_TASK PROMPT:_
Exactly as written, print each record in the listing.

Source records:
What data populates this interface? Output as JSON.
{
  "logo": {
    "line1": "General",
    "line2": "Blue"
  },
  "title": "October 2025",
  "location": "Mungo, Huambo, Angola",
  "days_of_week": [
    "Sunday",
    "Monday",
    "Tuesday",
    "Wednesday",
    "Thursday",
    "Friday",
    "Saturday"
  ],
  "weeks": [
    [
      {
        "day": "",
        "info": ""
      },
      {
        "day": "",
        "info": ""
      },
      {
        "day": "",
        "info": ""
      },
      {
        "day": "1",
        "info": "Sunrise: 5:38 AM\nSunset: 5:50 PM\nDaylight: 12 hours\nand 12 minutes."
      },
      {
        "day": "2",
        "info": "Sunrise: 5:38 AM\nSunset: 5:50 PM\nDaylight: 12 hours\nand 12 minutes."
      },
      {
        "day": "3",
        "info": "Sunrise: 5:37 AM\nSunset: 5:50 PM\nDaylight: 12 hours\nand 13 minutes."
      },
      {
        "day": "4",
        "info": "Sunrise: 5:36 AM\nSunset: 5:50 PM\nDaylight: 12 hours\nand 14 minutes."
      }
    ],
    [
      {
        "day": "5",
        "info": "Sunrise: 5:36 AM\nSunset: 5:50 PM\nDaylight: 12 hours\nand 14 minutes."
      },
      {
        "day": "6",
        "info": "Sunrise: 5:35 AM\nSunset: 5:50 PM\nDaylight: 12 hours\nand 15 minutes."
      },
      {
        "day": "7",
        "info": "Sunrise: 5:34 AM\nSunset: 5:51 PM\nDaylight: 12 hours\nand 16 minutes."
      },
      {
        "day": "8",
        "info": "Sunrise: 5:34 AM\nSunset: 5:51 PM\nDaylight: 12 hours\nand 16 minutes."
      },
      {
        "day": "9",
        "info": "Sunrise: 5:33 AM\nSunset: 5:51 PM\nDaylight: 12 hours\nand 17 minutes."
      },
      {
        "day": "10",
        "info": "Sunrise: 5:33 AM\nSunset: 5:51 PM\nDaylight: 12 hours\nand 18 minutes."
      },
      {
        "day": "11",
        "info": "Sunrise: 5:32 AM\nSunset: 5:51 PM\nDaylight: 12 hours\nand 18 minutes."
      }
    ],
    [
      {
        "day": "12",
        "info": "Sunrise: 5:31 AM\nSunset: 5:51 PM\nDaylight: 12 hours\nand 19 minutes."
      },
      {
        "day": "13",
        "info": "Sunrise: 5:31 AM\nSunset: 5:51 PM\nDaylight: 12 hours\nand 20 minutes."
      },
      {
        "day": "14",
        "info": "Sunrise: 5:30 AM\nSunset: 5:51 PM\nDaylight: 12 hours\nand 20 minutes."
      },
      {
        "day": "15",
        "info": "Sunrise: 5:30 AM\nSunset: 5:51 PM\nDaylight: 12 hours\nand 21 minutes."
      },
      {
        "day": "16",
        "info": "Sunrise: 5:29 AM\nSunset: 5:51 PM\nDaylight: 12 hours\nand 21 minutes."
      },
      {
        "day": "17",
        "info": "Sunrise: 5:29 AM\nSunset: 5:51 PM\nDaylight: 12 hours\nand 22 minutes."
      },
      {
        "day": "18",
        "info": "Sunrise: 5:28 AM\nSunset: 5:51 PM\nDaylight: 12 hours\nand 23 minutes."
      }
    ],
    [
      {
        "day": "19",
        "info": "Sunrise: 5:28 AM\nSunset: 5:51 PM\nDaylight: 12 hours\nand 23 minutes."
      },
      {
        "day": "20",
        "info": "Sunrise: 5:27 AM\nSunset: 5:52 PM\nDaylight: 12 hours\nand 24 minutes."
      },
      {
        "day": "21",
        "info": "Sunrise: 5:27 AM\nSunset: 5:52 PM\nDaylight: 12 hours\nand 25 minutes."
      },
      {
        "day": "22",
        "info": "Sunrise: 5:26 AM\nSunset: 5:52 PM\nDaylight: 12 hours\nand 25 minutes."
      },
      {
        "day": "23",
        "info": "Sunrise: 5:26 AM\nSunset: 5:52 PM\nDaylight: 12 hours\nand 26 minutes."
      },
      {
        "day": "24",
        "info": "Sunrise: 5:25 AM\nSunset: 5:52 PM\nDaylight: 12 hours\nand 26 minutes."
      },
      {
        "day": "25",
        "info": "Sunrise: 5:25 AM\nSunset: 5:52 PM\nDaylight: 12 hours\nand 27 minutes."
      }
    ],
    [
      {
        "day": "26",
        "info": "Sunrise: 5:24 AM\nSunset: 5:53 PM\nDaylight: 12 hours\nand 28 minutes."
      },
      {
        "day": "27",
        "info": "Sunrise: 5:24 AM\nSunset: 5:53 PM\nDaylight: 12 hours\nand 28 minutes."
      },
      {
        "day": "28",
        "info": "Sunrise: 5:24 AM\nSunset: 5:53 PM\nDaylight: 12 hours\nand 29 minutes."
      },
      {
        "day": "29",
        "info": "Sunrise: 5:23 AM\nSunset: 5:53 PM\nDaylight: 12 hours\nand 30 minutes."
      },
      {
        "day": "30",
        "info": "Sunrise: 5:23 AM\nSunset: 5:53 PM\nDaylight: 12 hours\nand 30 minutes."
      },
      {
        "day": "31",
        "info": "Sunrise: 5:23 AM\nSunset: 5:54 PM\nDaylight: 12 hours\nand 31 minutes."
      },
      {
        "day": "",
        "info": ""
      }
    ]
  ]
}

_THE RESULT:_
What data populates this interface? Output as JSON.
{
  "logo": {
    "line1": "General",
    "line2": "Blue"
  },
  "title": "October 2025",
  "location": "Mungo, Huambo, Angola",
  "days_of_week": [
    "Sunday",
    "Monday",
    "Tuesday",
    "Wednesday",
    "Thursday",
    "Friday",
    "Saturday"
  ],
  "weeks": [
    [
      {
        "day": "",
        "info": ""
      },
      {
        "day": "",
        "info": ""
      },
      {
        "day": "",
        "info": ""
      },
      {
        "day": "1",
        "info": "Sunrise: 5:38 AM\nSunset: 5:50 PM\nDaylight: 12 hours\nand 12 minutes."
      },
      {
        "day": "2",
        "info": "Sunrise: 5:38 AM\nSunset: 5:50 PM\nDaylight: 12 hours\nand 12 minutes."
      },
      {
        "day": "3",
        "info": "Sunrise: 5:37 AM\nSunset: 5:50 PM\nDaylight: 12 hours\nand 13 minutes."
      },
      {
        "day": "4",
        "info": "Sunrise: 5:36 AM\nSunset: 5:50 PM\nDaylight: 12 hours\nand 14 minutes."
      }
    ],
    [
      {
        "day": "5",
        "info": "Sunrise: 5:36 AM\nSunset: 5:50 PM\nDaylight: 12 hours\nand 14 minutes."
      },
      {
        "day": "6",
        "info": "Sunrise: 5:35 AM\nSunset: 5:50 PM\nDaylight: 12 hours\nand 15 minutes."
      },
      {
        "day": "7",
        "info": "Sunrise: 5:34 AM\nSunset: 5:51 PM\nDaylight: 12 hours\nand 16 minutes."
      },
      {
        "day": "8",
        "info": "Sunrise: 5:34 AM\nSunset: 5:51 PM\nDaylight: 12 hours\nand 16 minutes."
      },
      {
        "day": "9",
        "info": "Sunrise: 5:33 AM\nSunset: 5:51 PM\nDaylight: 12 hours\nand 17 minutes."
      },
      {
        "day": "10",
        "info": "Sunrise: 5:33 AM\nSunset: 5:51 PM\nDaylight: 12 hours\nand 18 minutes."
      },
      {
        "day": "11",
        "info": "Sunrise: 5:32 AM\nSunset: 5:51 PM\nDaylight: 12 hours\nand 18 minutes."
      }
    ],
    [
      {
        "day": "12",
        "info": "Sunrise: 5:31 AM\nSunset: 5:51 PM\nDaylight: 12 hours\nand 19 minutes."
      },
      {
        "day": "13",
        "info": "Sunrise: 5:31 AM\nSunset: 5:51 PM\nDaylight: 12 hours\nand 20 minutes."
      },
      {
        "day": "14",
        "info": "Sunrise: 5:30 AM\nSunset: 5:51 PM\nDaylight: 12 hours\nand 20 minutes."
      },
      {
        "day": "15",
        "info": "Sunrise: 5:30 AM\nSunset: 5:51 PM\nDaylight: 12 hours\nand 21 minutes."
      },
      {
        "day": "16",
        "info": "Sunrise: 5:29 AM\nSunset: 5:51 PM\nDaylight: 12 hours\nand 21 minutes."
      },
      {
        "day": "17",
        "info": "Sunrise: 5:29 AM\nSunset: 5:51 PM\nDaylight: 12 hours\nand 22 minutes."
      },
      {
        "day": "18",
        "info": "Sunrise: 5:28 AM\nSunset: 5:51 PM\nDaylight: 12 hours\nand 23 minutes."
      }
    ],
    [
      {
        "day": "19",
        "info": "Sunrise: 5:28 AM\nSunset: 5:51 PM\nDaylight: 12 hours\nand 23 minutes."
      },
      {
        "day": "20",
        "info": "Sunrise: 5:27 AM\nSunset: 5:52 PM\nDaylight: 12 hours\nand 24 minutes."
      },
      {
        "day": "21",
        "info": "Sunrise: 5:27 AM\nSunset: 5:52 PM\nDaylight: 12 hours\nand 25 minutes."
      },
      {
        "day": "22",
        "info": "Sunrise: 5:26 AM\nSunset: 5:52 PM\nDaylight: 12 hours\nand 25 minutes."
      },
      {
        "day": "23",
        "info": "Sunrise: 5:26 AM\nSunset: 5:52 PM\nDaylight: 12 hours\nand 26 minutes."
      },
      {
        "day": "24",
        "info": "Sunrise: 5:25 AM\nSunset: 5:52 PM\nDaylight: 12 hours\nand 26 minutes."
      },
      {
        "day": "25",
        "info": "Sunrise: 5:25 AM\nSunset: 5:52 PM\nDaylight: 12 hours\nand 27 minutes."
      }
    ],
    [
      {
        "day": "26",
        "info": "Sunrise: 5:24 AM\nSunset: 5:53 PM\nDaylight: 12 hours\nand 28 minutes."
      },
      {
        "day": "27",
        "info": "Sunrise: 5:24 AM\nSunset: 5:53 PM\nDaylight: 12 hours\nand 28 minutes."
      },
      {
        "day": "28",
        "info": "Sunrise: 5:24 AM\nSunset: 5:53 PM\nDaylight: 12 hours\nand 29 minutes."
      },
      {
        "day": "29",
        "info": "Sunrise: 5:23 AM\nSunset: 5:53 PM\nDaylight: 12 hours\nand 30 minutes."
      },
      {
        "day": "30",
        "info": "Sunrise: 5:23 AM\nSunset: 5:53 PM\nDaylight: 12 hours\nand 30 minutes."
      },
      {
        "day": "31",
        "info": "Sunrise: 5:23 AM\nSunset: 5:54 PM\nDaylight: 12 hours\nand 31 minutes."
      },
      {
        "day": "",
        "info": ""
      }
    ]
  ]
}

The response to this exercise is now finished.